_Available data_.

↓↓↓

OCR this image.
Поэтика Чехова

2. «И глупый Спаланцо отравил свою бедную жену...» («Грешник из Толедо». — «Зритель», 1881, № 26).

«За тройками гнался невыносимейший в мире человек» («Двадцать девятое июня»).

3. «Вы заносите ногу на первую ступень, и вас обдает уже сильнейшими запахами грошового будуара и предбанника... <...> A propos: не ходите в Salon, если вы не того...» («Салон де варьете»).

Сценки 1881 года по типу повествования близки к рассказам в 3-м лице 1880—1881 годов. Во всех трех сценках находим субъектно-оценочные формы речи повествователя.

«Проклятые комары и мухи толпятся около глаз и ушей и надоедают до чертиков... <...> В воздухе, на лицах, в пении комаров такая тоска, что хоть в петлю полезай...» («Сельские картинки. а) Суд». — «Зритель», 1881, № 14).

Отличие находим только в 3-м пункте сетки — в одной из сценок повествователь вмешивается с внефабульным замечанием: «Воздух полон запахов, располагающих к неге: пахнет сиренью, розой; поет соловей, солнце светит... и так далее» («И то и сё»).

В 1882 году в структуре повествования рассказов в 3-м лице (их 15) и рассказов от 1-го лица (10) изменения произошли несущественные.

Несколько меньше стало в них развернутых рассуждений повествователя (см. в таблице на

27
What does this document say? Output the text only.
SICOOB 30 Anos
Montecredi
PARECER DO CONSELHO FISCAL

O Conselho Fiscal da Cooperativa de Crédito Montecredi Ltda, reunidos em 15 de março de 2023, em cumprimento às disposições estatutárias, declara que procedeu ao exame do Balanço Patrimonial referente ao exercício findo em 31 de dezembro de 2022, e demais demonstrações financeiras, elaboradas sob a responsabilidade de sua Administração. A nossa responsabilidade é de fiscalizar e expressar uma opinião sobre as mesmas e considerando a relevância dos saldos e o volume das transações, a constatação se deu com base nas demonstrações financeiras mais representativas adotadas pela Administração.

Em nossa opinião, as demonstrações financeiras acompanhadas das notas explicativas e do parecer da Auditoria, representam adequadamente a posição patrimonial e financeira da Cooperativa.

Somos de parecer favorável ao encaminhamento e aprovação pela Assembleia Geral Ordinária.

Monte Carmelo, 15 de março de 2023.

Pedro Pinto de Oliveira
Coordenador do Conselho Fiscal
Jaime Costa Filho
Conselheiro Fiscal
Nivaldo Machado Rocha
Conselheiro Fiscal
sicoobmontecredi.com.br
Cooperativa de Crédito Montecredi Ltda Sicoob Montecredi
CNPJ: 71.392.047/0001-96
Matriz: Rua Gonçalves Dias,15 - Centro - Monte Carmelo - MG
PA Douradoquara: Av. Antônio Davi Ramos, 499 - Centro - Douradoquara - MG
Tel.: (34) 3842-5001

↑↑↑

_Exercise instructions_.
Find the lines above that contain the word "this" and collect them.

_Exercise answer_.
OCR this image.
What does this document say? Output the text only.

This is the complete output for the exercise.